● PROBLEM TO SOLVE
Every record should be copied exactly, except that pictures are to be omitted.

● GIVEN RECORDS
--- start ---
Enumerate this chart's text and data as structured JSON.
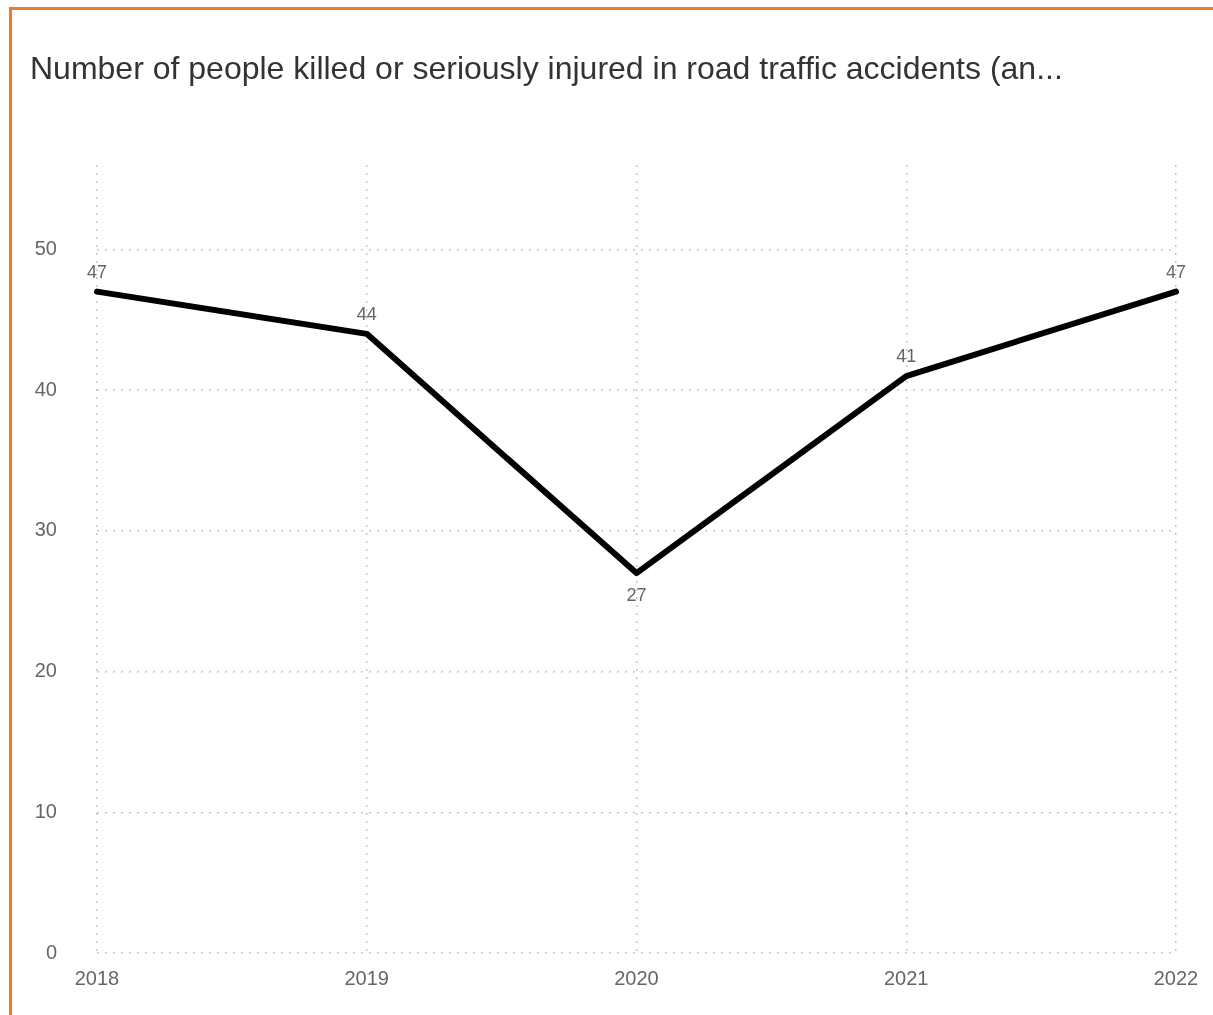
{
  "chart_data": {
    "type": "line",
    "title": "Number of people killed or seriously injured in road traffic accidents (an...",
    "categories": [
      "2018",
      "2019",
      "2020",
      "2021",
      "2022"
    ],
    "values": [
      47,
      44,
      27,
      41,
      47
    ],
    "color": "#000000",
    "ylim": [
      0,
      56
    ],
    "yticks": [
      0,
      10,
      20,
      30,
      40,
      50
    ],
    "grid": true,
    "data_labels": true,
    "marker": "none",
    "line_style": "solid"
  }
}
--- end ---
● THE RESPONSE
Enumerate this chart's text and data as structured JSON.
{
  "chart_data": {
    "type": "line",
    "title": "Number of people killed or seriously injured in road traffic accidents (an...",
    "categories": [
      "2018",
      "2019",
      "2020",
      "2021",
      "2022"
    ],
    "values": [
      47,
      44,
      27,
      41,
      47
    ],
    "color": "#000000",
    "ylim": [
      0,
      56
    ],
    "yticks": [
      0,
      10,
      20,
      30,
      40,
      50
    ],
    "grid": true,
    "data_labels": true,
    "marker": "none",
    "line_style": "solid"
  }
}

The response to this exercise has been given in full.